## START Material for the task
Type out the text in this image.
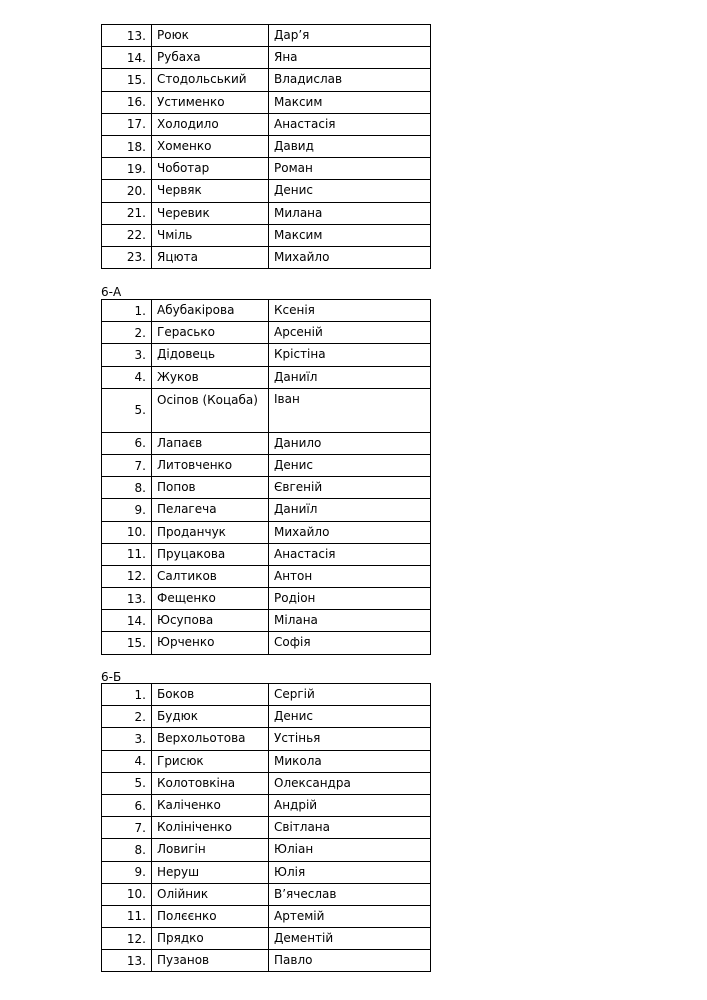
13.	Роюк	Дар’я
14.	Рубаха	Яна
15.	Стодольський	Владислав
16.	Устименко	Максим
17.	Холодило	Анастасія
18.	Хоменко	Давид
19.	Чоботар	Роман
20.	Червяк	Денис
21.	Черевик	Милана
22.	Чміль	Максим
23.	Яцюта	Михайло
6-А
1.	Абубакірова	Ксенія
2.	Герасько	Арсеній
3.	Дідовець	Крістіна
4.	Жуков	Даниїл
5.	Осіпов (Коцаба)	Іван
6.	Лапаєв	Данило
7.	Литовченко	Денис
8.	Попов	Євгеній
9.	Пелагеча	Даниїл
10.	Проданчук	Михайло
11.	Пруцакова	Анастасія
12.	Салтиков	Антон
13.	Фещенко	Родіон
14.	Юсупова	Мілана
15.	Юрченко	Софія
6-Б
1.	Боков	Сергій
2.	Будюк	Денис
3.	Верхольотова	Устінья
4.	Грисюк	Микола
5.	Колотовкіна	Олександра
6.	Каліченко	Андрій
7.	Колініченко	Світлана
8.	Ловигін	Юліан
9.	Неруш	Юлія
10.	Олійник	В’ячеслав
11.	Полєєнко	Артемій
12.	Прядко	Дементій
13.	Пузанов	Павло
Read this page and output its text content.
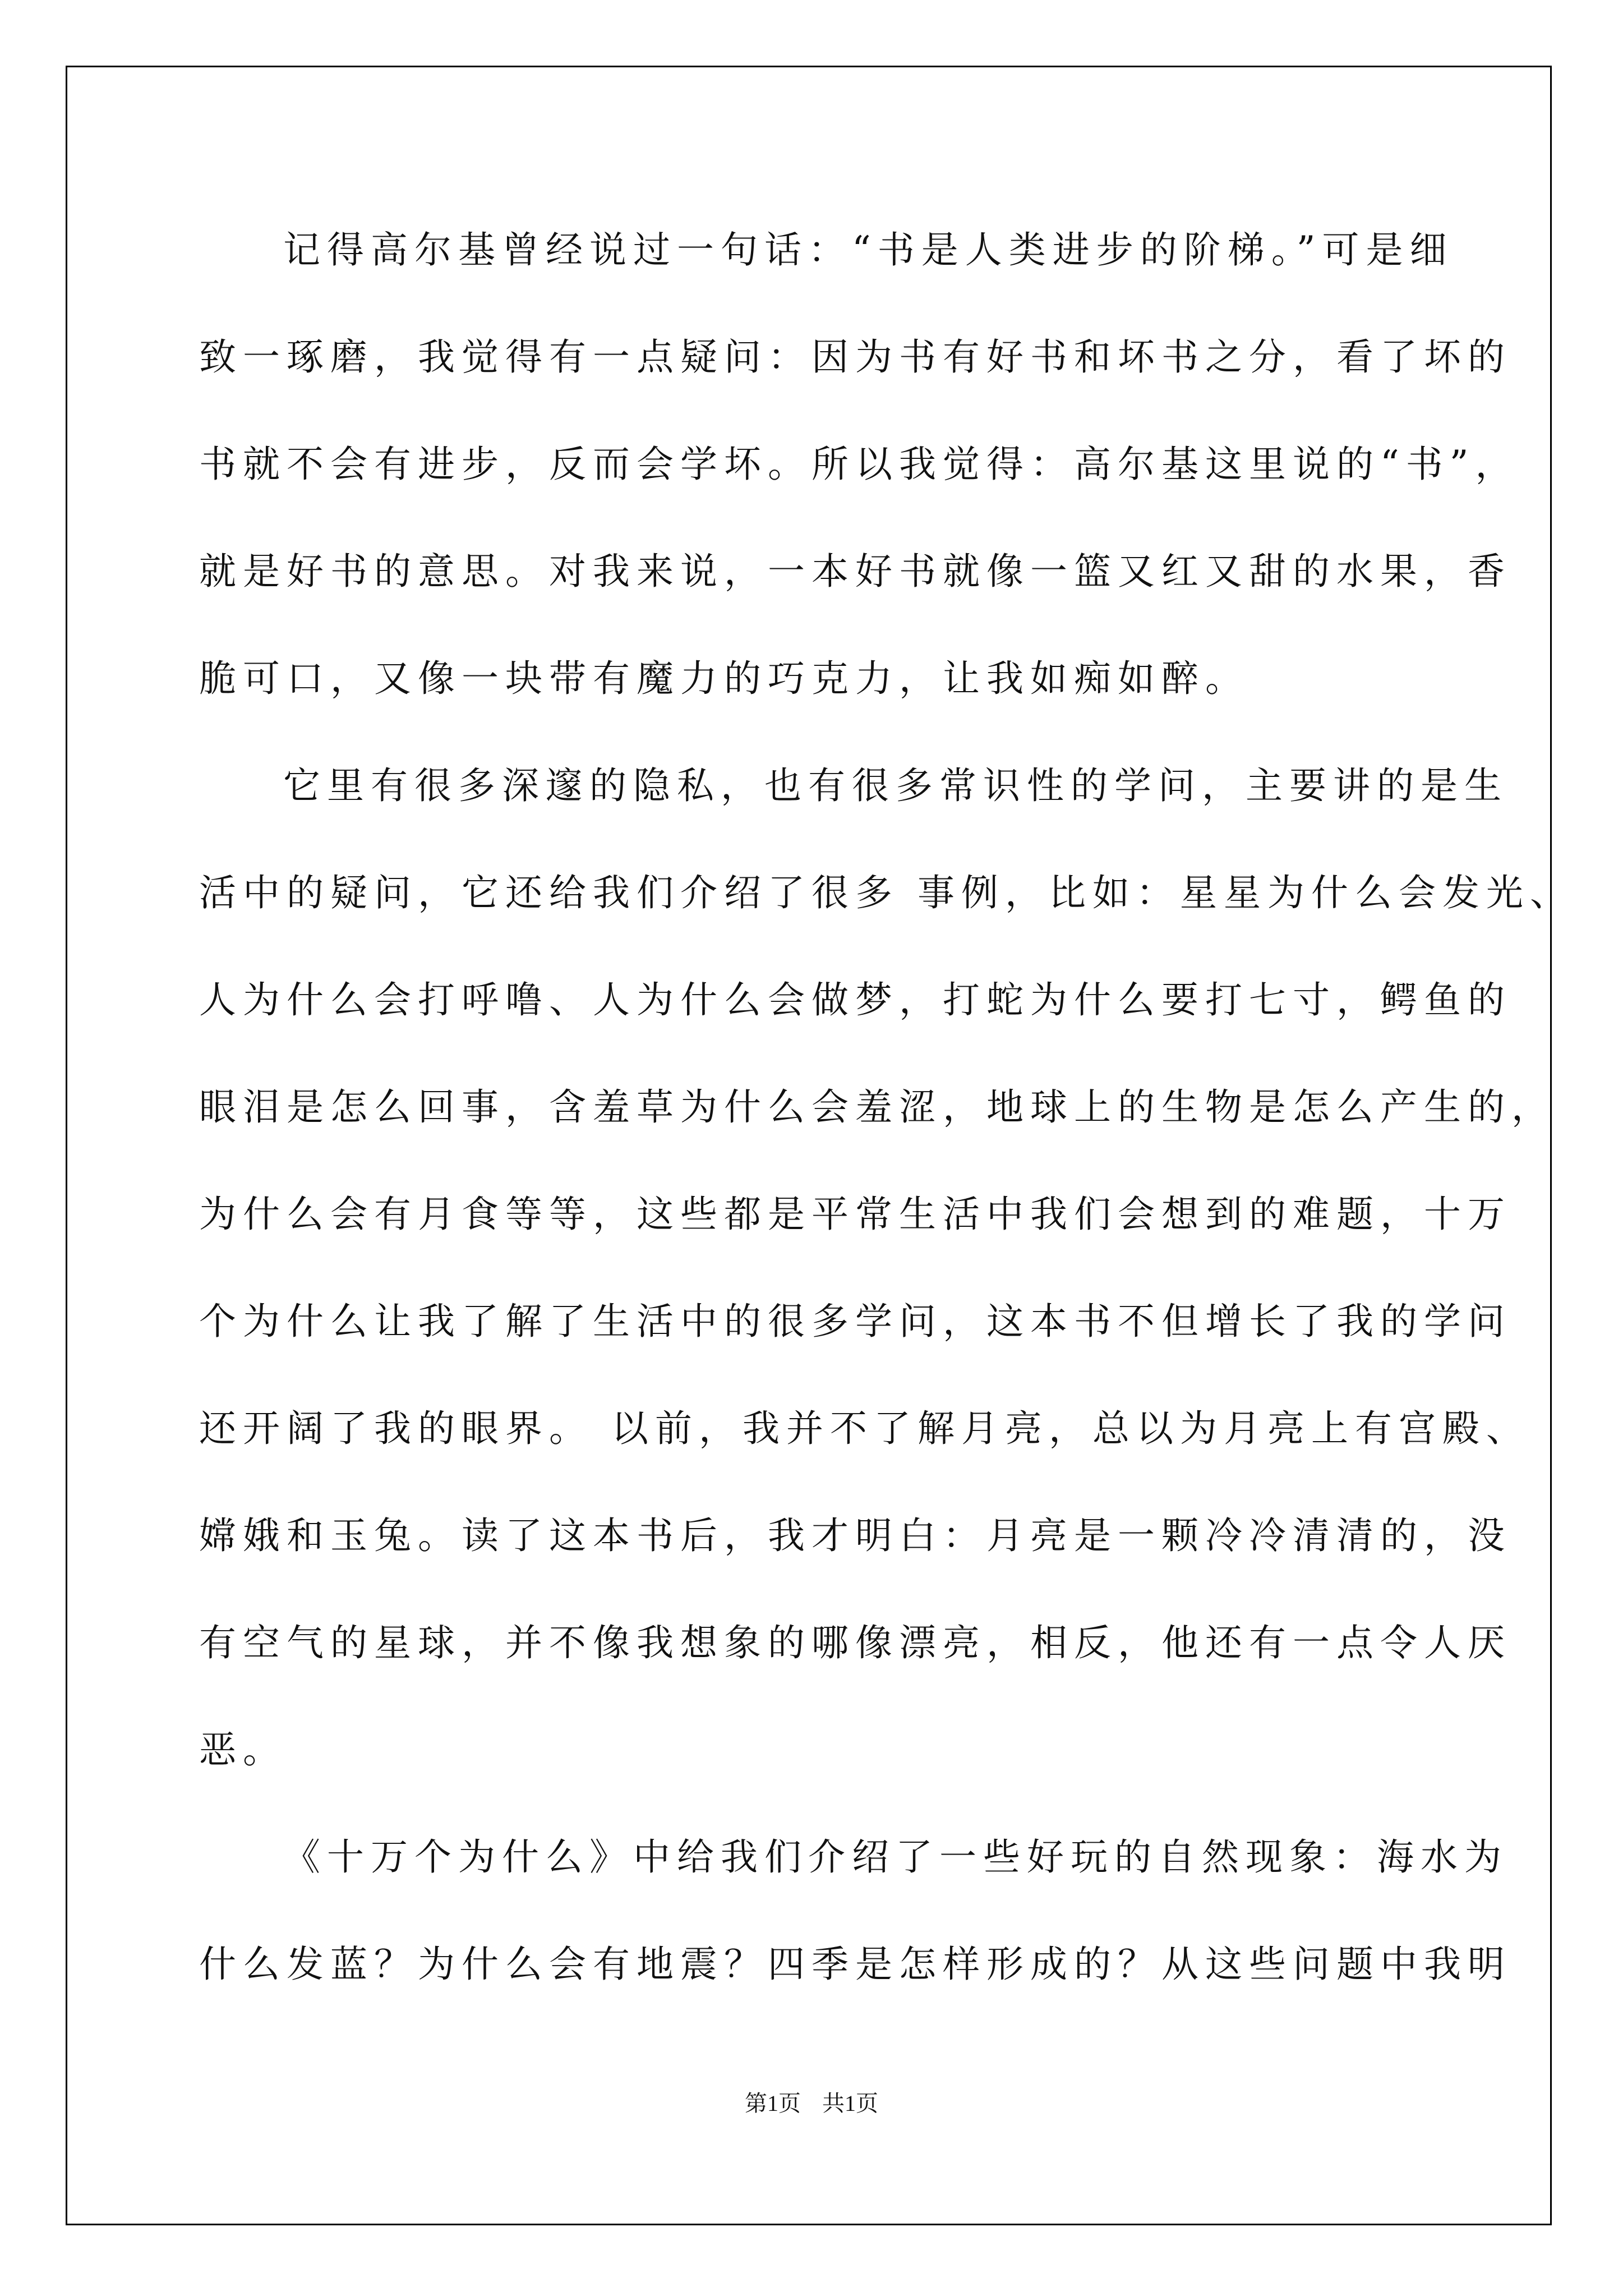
记得高尔基曾经说过一句话：“书是人类进步的阶梯。”可是细
致一琢磨，我觉得有一点疑问：因为书有好书和坏书之分，看了坏的
书就不会有进步，反而会学坏。所以我觉得：高尔基这里说的“书”，
就是好书的意思。对我来说，一本好书就像一篮又红又甜的水果，香
脆可口，又像一块带有魔力的巧克力，让我如痴如醉。
它里有很多深邃的隐私，也有很多常识性的学问，主要讲的是生
活中的疑问，它还给我们介绍了很多 事例，比如：星星为什么会发光、
人为什么会打呼噜、人为什么会做梦，打蛇为什么要打七寸，鳄鱼的
眼泪是怎么回事，含羞草为什么会羞涩，地球上的生物是怎么产生的，
为什么会有月食等等，这些都是平常生活中我们会想到的难题，十万
个为什么让我了解了生活中的很多学问，这本书不但增长了我的学问
还开阔了我的眼界。 以前，我并不了解月亮，总以为月亮上有宫殿、
嫦娥和玉兔。读了这本书后，我才明白：月亮是一颗冷冷清清的，没
有空气的星球，并不像我想象的哪像漂亮，相反，他还有一点令人厌
恶。
《十万个为什么》中给我们介绍了一些好玩的自然现象：海水为
什么发蓝？为什么会有地震？四季是怎样形成的？从这些问题中我明
第1页 共1页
## END Material for the task
▸ What to work on
Using the material above, return every line exactly as it appears, minus the pictures.

▸ Task answer
Type out the text in this image.
13.	Роюк	Дар’я
14.	Рубаха	Яна
15.	Стодольський	Владислав
16.	Устименко	Максим
17.	Холодило	Анастасія
18.	Хоменко	Давид
19.	Чоботар	Роман
20.	Червяк	Денис
21.	Черевик	Милана
22.	Чміль	Максим
23.	Яцюта	Михайло
6-А
1.	Абубакірова	Ксенія
2.	Герасько	Арсеній
3.	Дідовець	Крістіна
4.	Жуков	Даниїл
5.	Осіпов (Коцаба)	Іван
6.	Лапаєв	Данило
7.	Литовченко	Денис
8.	Попов	Євгеній
9.	Пелагеча	Даниїл
10.	Проданчук	Михайло
11.	Пруцакова	Анастасія
12.	Салтиков	Антон
13.	Фещенко	Родіон
14.	Юсупова	Мілана
15.	Юрченко	Софія
6-Б
1.	Боков	Сергій
2.	Будюк	Денис
3.	Верхольотова	Устінья
4.	Грисюк	Микола
5.	Колотовкіна	Олександра
6.	Каліченко	Андрій
7.	Колініченко	Світлана
8.	Ловигін	Юліан
9.	Неруш	Юлія
10.	Олійник	В’ячеслав
11.	Полєєнко	Артемій
12.	Прядко	Дементій
13.	Пузанов	Павло
Read this page and output its text content.
记得高尔基曾经说过一句话：“书是人类进步的阶梯。”可是细
致一琢磨，我觉得有一点疑问：因为书有好书和坏书之分，看了坏的
书就不会有进步，反而会学坏。所以我觉得：高尔基这里说的“书”，
就是好书的意思。对我来说，一本好书就像一篮又红又甜的水果，香
脆可口，又像一块带有魔力的巧克力，让我如痴如醉。
它里有很多深邃的隐私，也有很多常识性的学问，主要讲的是生
活中的疑问，它还给我们介绍了很多 事例，比如：星星为什么会发光、
人为什么会打呼噜、人为什么会做梦，打蛇为什么要打七寸，鳄鱼的
眼泪是怎么回事，含羞草为什么会羞涩，地球上的生物是怎么产生的，
为什么会有月食等等，这些都是平常生活中我们会想到的难题，十万
个为什么让我了解了生活中的很多学问，这本书不但增长了我的学问
还开阔了我的眼界。 以前，我并不了解月亮，总以为月亮上有宫殿、
嫦娥和玉兔。读了这本书后，我才明白：月亮是一颗冷冷清清的，没
有空气的星球，并不像我想象的哪像漂亮，相反，他还有一点令人厌
恶。
《十万个为什么》中给我们介绍了一些好玩的自然现象：海水为
什么发蓝？为什么会有地震？四季是怎样形成的？从这些问题中我明
第1页 共1页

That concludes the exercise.